**What you need to do**. Pull out every line in the data that has the string "東協市場成為中國最大出口市場" in it.

**Given data**.
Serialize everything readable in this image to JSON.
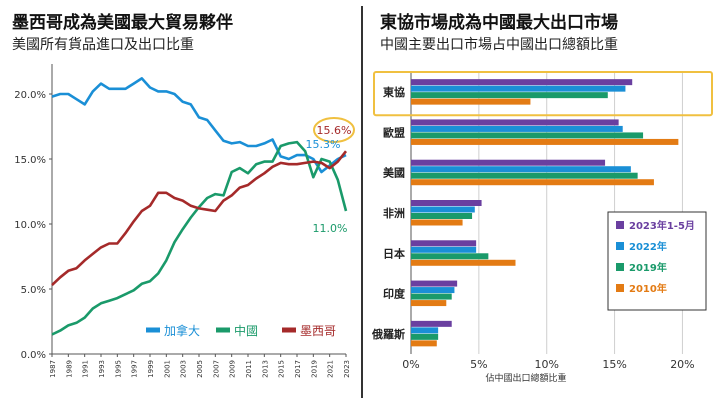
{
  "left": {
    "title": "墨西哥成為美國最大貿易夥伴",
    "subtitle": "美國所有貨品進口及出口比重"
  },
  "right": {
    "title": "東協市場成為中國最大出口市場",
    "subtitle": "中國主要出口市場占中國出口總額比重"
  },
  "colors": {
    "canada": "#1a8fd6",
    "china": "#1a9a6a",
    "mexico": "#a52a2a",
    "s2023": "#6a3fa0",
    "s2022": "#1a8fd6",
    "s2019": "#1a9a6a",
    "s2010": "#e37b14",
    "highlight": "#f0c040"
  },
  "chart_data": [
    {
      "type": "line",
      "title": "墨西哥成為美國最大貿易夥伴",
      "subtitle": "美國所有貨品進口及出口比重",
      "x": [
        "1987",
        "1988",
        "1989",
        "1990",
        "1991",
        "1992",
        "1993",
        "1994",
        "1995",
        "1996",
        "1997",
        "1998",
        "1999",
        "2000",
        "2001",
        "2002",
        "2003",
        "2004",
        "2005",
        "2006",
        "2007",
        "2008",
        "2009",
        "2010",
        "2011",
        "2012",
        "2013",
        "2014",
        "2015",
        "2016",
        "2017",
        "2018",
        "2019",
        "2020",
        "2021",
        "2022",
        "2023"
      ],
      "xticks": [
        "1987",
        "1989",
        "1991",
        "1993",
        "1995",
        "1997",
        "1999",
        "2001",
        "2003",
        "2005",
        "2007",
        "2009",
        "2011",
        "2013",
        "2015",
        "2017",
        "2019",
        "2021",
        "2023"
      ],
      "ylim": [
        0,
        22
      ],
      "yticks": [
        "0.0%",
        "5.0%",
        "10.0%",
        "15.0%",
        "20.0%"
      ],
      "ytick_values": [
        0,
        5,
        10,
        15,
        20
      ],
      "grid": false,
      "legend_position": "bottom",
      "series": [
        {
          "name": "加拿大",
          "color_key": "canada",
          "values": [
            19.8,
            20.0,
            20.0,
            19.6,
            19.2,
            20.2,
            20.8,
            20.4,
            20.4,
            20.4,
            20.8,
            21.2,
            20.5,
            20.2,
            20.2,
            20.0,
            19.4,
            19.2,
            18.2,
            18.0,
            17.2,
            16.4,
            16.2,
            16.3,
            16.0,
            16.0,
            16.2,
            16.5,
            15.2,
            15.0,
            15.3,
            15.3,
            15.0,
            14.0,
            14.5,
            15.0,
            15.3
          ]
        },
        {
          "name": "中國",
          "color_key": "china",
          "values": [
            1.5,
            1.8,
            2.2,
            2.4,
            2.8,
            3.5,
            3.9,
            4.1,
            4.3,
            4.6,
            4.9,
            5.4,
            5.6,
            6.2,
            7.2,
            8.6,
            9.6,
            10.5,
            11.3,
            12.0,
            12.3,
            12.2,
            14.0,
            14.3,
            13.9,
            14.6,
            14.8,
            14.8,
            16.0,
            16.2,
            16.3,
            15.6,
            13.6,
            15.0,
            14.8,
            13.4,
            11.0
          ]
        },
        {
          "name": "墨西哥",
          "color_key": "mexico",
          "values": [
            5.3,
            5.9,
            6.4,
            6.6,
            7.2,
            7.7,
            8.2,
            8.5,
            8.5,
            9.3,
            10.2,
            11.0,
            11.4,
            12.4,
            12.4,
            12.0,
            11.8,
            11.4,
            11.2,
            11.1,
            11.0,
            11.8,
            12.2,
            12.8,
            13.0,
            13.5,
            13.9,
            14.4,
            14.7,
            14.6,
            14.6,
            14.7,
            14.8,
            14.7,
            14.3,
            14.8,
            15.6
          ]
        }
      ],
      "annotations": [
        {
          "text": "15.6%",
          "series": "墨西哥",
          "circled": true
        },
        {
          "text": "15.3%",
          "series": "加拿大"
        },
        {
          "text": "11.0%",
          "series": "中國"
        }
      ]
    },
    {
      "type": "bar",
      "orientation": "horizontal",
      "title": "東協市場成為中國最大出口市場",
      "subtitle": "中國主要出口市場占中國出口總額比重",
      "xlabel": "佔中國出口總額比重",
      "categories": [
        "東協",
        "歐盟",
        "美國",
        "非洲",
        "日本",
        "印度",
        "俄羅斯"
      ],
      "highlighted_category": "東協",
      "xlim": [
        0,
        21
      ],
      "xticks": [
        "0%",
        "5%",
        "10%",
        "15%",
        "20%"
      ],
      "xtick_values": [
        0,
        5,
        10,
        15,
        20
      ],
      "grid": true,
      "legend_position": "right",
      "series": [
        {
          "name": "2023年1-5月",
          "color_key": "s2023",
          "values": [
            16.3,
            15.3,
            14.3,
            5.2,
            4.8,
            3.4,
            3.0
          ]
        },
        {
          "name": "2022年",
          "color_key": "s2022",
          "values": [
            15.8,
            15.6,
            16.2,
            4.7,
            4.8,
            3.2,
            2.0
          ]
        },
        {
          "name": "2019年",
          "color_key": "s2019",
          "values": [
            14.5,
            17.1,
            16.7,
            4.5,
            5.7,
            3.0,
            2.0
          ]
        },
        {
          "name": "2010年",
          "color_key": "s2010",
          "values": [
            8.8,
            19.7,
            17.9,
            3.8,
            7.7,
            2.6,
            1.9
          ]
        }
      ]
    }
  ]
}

**Correct answer**.
    "title": "東協市場成為中國最大出口市場",
      "title": "東協市場成為中國最大出口市場",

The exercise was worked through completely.